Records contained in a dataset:
□ □ □

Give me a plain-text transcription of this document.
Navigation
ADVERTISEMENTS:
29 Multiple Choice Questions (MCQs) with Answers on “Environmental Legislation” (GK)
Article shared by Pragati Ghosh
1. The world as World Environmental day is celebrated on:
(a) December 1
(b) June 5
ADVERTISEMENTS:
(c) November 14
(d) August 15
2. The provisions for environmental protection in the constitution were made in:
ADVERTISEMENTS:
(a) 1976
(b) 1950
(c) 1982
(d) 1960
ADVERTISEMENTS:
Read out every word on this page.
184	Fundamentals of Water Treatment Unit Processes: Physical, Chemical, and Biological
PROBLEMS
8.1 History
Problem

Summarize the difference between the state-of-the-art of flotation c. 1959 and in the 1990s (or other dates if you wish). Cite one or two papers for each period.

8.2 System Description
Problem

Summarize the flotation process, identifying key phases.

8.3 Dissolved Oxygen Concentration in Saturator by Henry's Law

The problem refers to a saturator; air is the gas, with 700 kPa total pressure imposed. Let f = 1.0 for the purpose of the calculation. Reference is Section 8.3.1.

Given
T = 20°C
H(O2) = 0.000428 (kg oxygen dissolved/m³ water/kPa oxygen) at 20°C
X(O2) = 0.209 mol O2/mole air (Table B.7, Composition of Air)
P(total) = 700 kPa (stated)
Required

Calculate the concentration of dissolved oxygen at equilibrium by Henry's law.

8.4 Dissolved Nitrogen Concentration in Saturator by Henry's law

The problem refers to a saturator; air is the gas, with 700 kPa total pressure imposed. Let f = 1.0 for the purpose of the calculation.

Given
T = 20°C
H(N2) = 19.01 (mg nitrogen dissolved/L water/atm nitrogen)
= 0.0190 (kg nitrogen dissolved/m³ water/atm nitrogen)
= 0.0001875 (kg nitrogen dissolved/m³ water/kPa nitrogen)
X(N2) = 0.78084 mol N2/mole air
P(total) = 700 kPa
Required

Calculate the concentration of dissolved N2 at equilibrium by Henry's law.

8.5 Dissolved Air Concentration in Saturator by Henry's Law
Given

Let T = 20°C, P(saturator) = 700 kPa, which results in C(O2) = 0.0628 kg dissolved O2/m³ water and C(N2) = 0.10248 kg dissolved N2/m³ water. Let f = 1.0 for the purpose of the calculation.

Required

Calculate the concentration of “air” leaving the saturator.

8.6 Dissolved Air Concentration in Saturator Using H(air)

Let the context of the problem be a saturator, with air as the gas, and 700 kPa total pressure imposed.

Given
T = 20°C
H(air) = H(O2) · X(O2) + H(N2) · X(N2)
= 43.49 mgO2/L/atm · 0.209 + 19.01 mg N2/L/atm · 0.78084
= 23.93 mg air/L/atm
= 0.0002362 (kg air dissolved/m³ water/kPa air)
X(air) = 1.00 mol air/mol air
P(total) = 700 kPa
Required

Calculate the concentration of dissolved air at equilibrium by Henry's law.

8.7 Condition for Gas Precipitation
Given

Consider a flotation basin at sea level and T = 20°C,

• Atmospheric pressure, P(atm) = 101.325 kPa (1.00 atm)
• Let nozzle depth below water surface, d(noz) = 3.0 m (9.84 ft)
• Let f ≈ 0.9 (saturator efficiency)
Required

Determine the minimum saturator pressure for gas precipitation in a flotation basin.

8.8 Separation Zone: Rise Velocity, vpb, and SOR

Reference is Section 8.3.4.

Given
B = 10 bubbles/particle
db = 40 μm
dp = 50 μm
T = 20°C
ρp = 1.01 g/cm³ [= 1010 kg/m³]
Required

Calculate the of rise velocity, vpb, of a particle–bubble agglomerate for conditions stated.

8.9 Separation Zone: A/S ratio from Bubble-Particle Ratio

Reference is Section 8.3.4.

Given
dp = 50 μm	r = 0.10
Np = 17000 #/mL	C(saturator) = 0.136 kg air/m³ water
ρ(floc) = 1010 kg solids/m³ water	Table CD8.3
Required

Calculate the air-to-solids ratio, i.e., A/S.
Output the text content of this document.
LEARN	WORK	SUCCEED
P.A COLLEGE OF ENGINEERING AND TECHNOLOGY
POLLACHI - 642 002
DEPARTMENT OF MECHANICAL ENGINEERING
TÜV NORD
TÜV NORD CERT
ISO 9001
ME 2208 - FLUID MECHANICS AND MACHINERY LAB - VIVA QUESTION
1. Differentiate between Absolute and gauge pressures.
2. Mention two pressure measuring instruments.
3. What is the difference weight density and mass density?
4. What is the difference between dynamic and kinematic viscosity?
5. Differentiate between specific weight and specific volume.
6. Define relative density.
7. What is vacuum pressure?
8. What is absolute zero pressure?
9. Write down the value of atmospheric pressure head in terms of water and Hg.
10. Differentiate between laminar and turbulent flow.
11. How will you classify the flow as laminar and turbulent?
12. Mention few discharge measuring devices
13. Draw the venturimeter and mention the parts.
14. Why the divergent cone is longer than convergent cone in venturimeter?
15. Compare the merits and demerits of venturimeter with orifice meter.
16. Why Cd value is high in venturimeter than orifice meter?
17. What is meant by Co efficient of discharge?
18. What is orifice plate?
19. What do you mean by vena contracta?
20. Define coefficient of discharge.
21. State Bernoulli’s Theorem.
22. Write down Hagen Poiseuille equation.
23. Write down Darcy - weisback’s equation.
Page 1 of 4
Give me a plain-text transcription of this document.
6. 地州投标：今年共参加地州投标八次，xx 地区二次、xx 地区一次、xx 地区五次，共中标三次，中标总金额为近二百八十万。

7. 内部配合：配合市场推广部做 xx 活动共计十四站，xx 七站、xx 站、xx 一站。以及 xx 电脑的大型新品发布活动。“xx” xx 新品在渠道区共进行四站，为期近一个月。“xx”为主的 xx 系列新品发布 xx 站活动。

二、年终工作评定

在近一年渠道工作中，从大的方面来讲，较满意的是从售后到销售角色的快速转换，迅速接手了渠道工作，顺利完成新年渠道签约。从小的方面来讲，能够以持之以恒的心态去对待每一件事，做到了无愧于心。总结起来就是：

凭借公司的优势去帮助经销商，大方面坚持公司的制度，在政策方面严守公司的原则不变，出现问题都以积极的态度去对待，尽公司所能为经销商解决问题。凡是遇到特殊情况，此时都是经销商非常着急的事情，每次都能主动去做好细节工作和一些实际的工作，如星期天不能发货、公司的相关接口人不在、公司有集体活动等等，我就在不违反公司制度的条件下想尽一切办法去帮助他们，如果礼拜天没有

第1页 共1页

□ □ □

Given problem:
Lines from the records above that hold "this" are the ones to list.

Response:
Give me a plain-text transcription of this document.
Read out every word on this page.
Output the text content of this document.
Give me a plain-text transcription of this document.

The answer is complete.